• _Task requirements_
Your task is to copy every record exactly.

[Figure data in JSON]
■ ■ ■ ■
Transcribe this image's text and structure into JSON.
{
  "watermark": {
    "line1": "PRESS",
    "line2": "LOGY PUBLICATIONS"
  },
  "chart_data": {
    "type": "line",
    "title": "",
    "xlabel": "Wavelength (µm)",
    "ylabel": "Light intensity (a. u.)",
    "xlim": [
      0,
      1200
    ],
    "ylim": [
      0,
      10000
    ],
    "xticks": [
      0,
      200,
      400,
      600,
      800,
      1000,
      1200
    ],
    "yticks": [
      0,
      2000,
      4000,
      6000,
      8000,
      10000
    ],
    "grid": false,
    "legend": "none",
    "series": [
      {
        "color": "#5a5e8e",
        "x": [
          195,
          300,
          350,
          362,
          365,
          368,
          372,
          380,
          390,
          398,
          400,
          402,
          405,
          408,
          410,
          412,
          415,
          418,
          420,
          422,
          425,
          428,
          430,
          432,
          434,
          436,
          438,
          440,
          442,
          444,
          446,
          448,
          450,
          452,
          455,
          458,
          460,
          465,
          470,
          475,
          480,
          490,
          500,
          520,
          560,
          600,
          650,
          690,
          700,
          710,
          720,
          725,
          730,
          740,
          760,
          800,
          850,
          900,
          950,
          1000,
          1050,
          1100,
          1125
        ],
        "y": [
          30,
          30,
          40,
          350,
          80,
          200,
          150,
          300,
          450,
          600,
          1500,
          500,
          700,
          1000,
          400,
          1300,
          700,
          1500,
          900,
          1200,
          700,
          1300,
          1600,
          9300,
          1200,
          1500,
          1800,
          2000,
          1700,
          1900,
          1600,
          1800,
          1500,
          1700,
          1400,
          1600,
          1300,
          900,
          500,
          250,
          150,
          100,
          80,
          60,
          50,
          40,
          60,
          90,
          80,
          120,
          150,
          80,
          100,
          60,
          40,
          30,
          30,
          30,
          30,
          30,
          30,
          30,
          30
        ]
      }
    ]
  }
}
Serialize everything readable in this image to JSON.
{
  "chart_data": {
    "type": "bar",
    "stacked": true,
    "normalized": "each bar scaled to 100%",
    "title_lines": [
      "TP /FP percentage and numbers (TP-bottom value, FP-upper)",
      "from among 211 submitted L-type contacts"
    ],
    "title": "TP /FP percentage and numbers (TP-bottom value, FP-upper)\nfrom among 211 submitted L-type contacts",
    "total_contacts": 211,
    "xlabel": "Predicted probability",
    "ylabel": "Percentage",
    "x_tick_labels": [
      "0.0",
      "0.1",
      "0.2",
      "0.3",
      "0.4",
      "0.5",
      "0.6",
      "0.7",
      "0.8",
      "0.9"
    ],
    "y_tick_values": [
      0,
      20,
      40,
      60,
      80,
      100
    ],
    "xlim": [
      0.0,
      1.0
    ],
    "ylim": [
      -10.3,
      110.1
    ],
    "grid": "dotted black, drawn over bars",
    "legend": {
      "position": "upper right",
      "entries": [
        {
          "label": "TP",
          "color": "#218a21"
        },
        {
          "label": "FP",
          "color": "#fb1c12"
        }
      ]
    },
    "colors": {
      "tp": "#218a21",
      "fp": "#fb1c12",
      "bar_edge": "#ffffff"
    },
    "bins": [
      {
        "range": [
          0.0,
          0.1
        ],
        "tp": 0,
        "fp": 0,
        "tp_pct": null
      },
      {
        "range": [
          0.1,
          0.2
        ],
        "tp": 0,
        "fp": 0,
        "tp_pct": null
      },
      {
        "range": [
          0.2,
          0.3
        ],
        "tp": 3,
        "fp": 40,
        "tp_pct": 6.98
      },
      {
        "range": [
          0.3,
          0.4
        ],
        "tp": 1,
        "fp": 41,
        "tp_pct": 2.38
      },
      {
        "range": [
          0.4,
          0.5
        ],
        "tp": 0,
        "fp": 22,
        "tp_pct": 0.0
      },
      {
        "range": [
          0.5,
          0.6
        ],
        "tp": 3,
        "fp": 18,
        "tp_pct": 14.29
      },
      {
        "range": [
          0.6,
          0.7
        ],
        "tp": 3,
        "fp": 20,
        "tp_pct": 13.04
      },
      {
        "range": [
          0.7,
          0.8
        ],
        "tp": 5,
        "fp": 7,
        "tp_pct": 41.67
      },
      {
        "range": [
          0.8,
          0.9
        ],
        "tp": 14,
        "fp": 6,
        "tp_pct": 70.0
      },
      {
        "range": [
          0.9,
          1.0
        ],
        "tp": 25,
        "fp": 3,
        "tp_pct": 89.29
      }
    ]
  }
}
■ ■ ■ ■
• _Exercise response_
Transcribe this image's text and structure into JSON.
{
  "watermark": {
    "line1": "PRESS",
    "line2": "LOGY PUBLICATIONS"
  },
  "chart_data": {
    "type": "line",
    "title": "",
    "xlabel": "Wavelength (µm)",
    "ylabel": "Light intensity (a. u.)",
    "xlim": [
      0,
      1200
    ],
    "ylim": [
      0,
      10000
    ],
    "xticks": [
      0,
      200,
      400,
      600,
      800,
      1000,
      1200
    ],
    "yticks": [
      0,
      2000,
      4000,
      6000,
      8000,
      10000
    ],
    "grid": false,
    "legend": "none",
    "series": [
      {
        "color": "#5a5e8e",
        "x": [
          195,
          300,
          350,
          362,
          365,
          368,
          372,
          380,
          390,
          398,
          400,
          402,
          405,
          408,
          410,
          412,
          415,
          418,
          420,
          422,
          425,
          428,
          430,
          432,
          434,
          436,
          438,
          440,
          442,
          444,
          446,
          448,
          450,
          452,
          455,
          458,
          460,
          465,
          470,
          475,
          480,
          490,
          500,
          520,
          560,
          600,
          650,
          690,
          700,
          710,
          720,
          725,
          730,
          740,
          760,
          800,
          850,
          900,
          950,
          1000,
          1050,
          1100,
          1125
        ],
        "y": [
          30,
          30,
          40,
          350,
          80,
          200,
          150,
          300,
          450,
          600,
          1500,
          500,
          700,
          1000,
          400,
          1300,
          700,
          1500,
          900,
          1200,
          700,
          1300,
          1600,
          9300,
          1200,
          1500,
          1800,
          2000,
          1700,
          1900,
          1600,
          1800,
          1500,
          1700,
          1400,
          1600,
          1300,
          900,
          500,
          250,
          150,
          100,
          80,
          60,
          50,
          40,
          60,
          90,
          80,
          120,
          150,
          80,
          100,
          60,
          40,
          30,
          30,
          30,
          30,
          30,
          30,
          30,
          30
        ]
      }
    ]
  }
}
Serialize everything readable in this image to JSON.
{
  "chart_data": {
    "type": "bar",
    "stacked": true,
    "normalized": "each bar scaled to 100%",
    "title_lines": [
      "TP /FP percentage and numbers (TP-bottom value, FP-upper)",
      "from among 211 submitted L-type contacts"
    ],
    "title": "TP /FP percentage and numbers (TP-bottom value, FP-upper)\nfrom among 211 submitted L-type contacts",
    "total_contacts": 211,
    "xlabel": "Predicted probability",
    "ylabel": "Percentage",
    "x_tick_labels": [
      "0.0",
      "0.1",
      "0.2",
      "0.3",
      "0.4",
      "0.5",
      "0.6",
      "0.7",
      "0.8",
      "0.9"
    ],
    "y_tick_values": [
      0,
      20,
      40,
      60,
      80,
      100
    ],
    "xlim": [
      0.0,
      1.0
    ],
    "ylim": [
      -10.3,
      110.1
    ],
    "grid": "dotted black, drawn over bars",
    "legend": {
      "position": "upper right",
      "entries": [
        {
          "label": "TP",
          "color": "#218a21"
        },
        {
          "label": "FP",
          "color": "#fb1c12"
        }
      ]
    },
    "colors": {
      "tp": "#218a21",
      "fp": "#fb1c12",
      "bar_edge": "#ffffff"
    },
    "bins": [
      {
        "range": [
          0.0,
          0.1
        ],
        "tp": 0,
        "fp": 0,
        "tp_pct": null
      },
      {
        "range": [
          0.1,
          0.2
        ],
        "tp": 0,
        "fp": 0,
        "tp_pct": null
      },
      {
        "range": [
          0.2,
          0.3
        ],
        "tp": 3,
        "fp": 40,
        "tp_pct": 6.98
      },
      {
        "range": [
          0.3,
          0.4
        ],
        "tp": 1,
        "fp": 41,
        "tp_pct": 2.38
      },
      {
        "range": [
          0.4,
          0.5
        ],
        "tp": 0,
        "fp": 22,
        "tp_pct": 0.0
      },
      {
        "range": [
          0.5,
          0.6
        ],
        "tp": 3,
        "fp": 18,
        "tp_pct": 14.29
      },
      {
        "range": [
          0.6,
          0.7
        ],
        "tp": 3,
        "fp": 20,
        "tp_pct": 13.04
      },
      {
        "range": [
          0.7,
          0.8
        ],
        "tp": 5,
        "fp": 7,
        "tp_pct": 41.67
      },
      {
        "range": [
          0.8,
          0.9
        ],
        "tp": 14,
        "fp": 6,
        "tp_pct": 70.0
      },
      {
        "range": [
          0.9,
          1.0
        ],
        "tp": 25,
        "fp": 3,
        "tp_pct": 89.29
      }
    ]
  }
}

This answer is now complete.